Extracts from a graphics dataset:
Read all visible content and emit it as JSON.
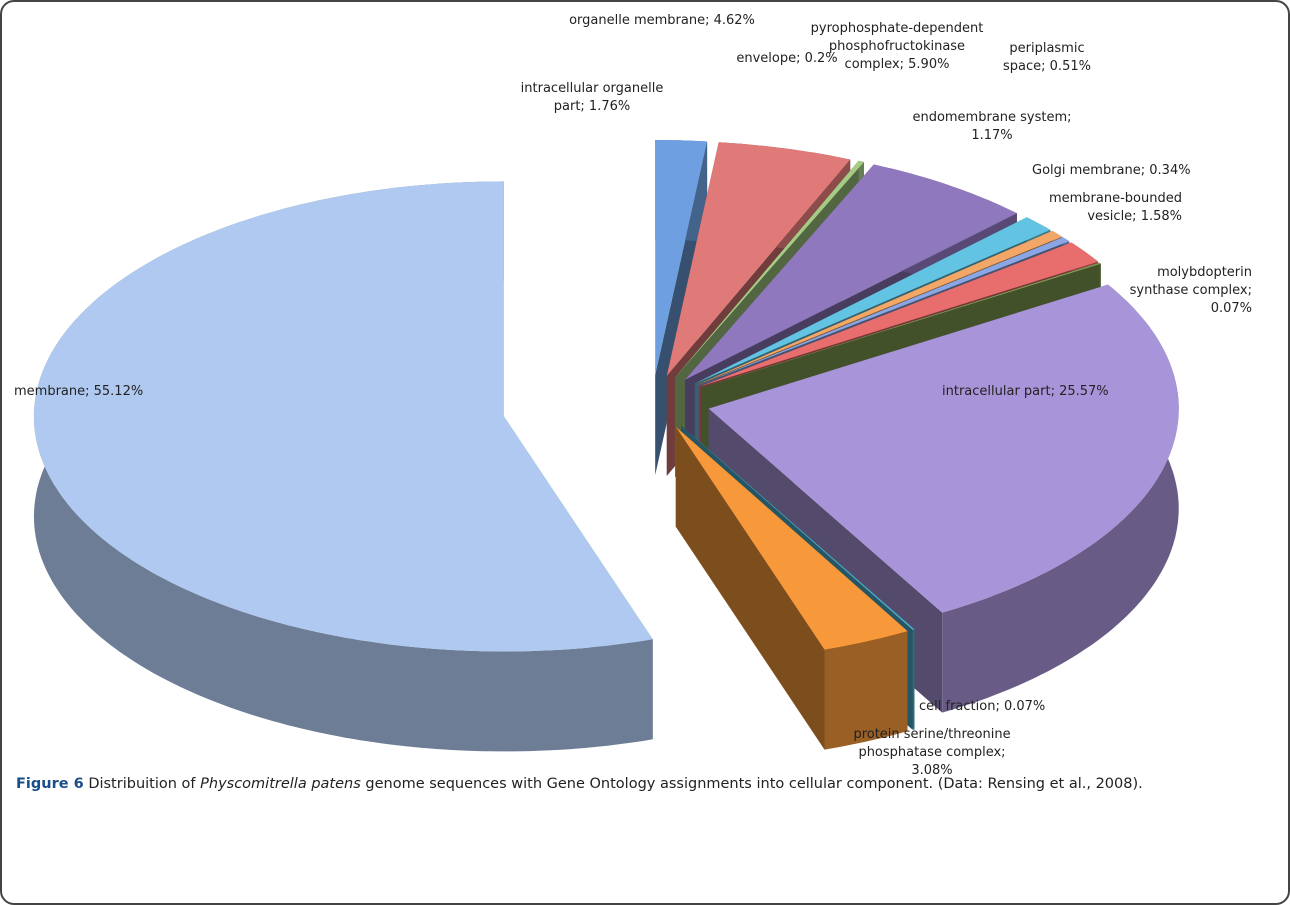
{
  "chart_data": {
    "type": "pie",
    "value_labels": [
      "intracellular organelle part; 1.76%",
      "organelle membrane; 4.62%",
      "envelope; 0.2%",
      "pyrophosphate-dependent phosphofructokinase complex; 5.90%",
      "endomembrane system; 1.17%",
      "periplasmic space; 0.51%",
      "Golgi membrane; 0.34%",
      "membrane-bounded vesicle; 1.58%",
      "molybdopterin synthase complex; 0.07%",
      "intracellular part; 25.57%",
      "cell fraction; 0.07%",
      "protein serine/threonine phosphatase complex; 3.08%",
      "membrane; 55.12%"
    ],
    "values": [
      1.76,
      4.62,
      0.2,
      5.9,
      1.17,
      0.51,
      0.34,
      1.58,
      0.07,
      25.57,
      0.07,
      3.08,
      55.12
    ],
    "colors": [
      "#6e9fe0",
      "#e07a78",
      "#a6cb84",
      "#8f78bd",
      "#62c3e2",
      "#f2a766",
      "#8aa6e4",
      "#e86e6e",
      "#86a155",
      "#a894d8",
      "#4bacc6",
      "#f7993a",
      "#b0c9f0"
    ]
  },
  "caption": {
    "label": "Figure 6",
    "text_before": "Distribuition of",
    "italic": "Physcomitrella patens",
    "text_after": "genome sequences with Gene Ontology assignments into cellular component. (Data: Rensing et al., 2008)."
  }
}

WHAT THIS TASK INVOLVES: Pictures must not appear in the copy, and every record must be restated word for word.

ANSWER SPACE:
Read all visible content and emit it as JSON.
{
  "chart_data": {
    "type": "pie",
    "value_labels": [
      "intracellular organelle part; 1.76%",
      "organelle membrane; 4.62%",
      "envelope; 0.2%",
      "pyrophosphate-dependent phosphofructokinase complex; 5.90%",
      "endomembrane system; 1.17%",
      "periplasmic space; 0.51%",
      "Golgi membrane; 0.34%",
      "membrane-bounded vesicle; 1.58%",
      "molybdopterin synthase complex; 0.07%",
      "intracellular part; 25.57%",
      "cell fraction; 0.07%",
      "protein serine/threonine phosphatase complex; 3.08%",
      "membrane; 55.12%"
    ],
    "values": [
      1.76,
      4.62,
      0.2,
      5.9,
      1.17,
      0.51,
      0.34,
      1.58,
      0.07,
      25.57,
      0.07,
      3.08,
      55.12
    ],
    "colors": [
      "#6e9fe0",
      "#e07a78",
      "#a6cb84",
      "#8f78bd",
      "#62c3e2",
      "#f2a766",
      "#8aa6e4",
      "#e86e6e",
      "#86a155",
      "#a894d8",
      "#4bacc6",
      "#f7993a",
      "#b0c9f0"
    ]
  },
  "caption": {
    "label": "Figure 6",
    "text_before": "Distribuition of",
    "italic": "Physcomitrella patens",
    "text_after": "genome sequences with Gene Ontology assignments into cellular component. (Data: Rensing et al., 2008)."
  }
}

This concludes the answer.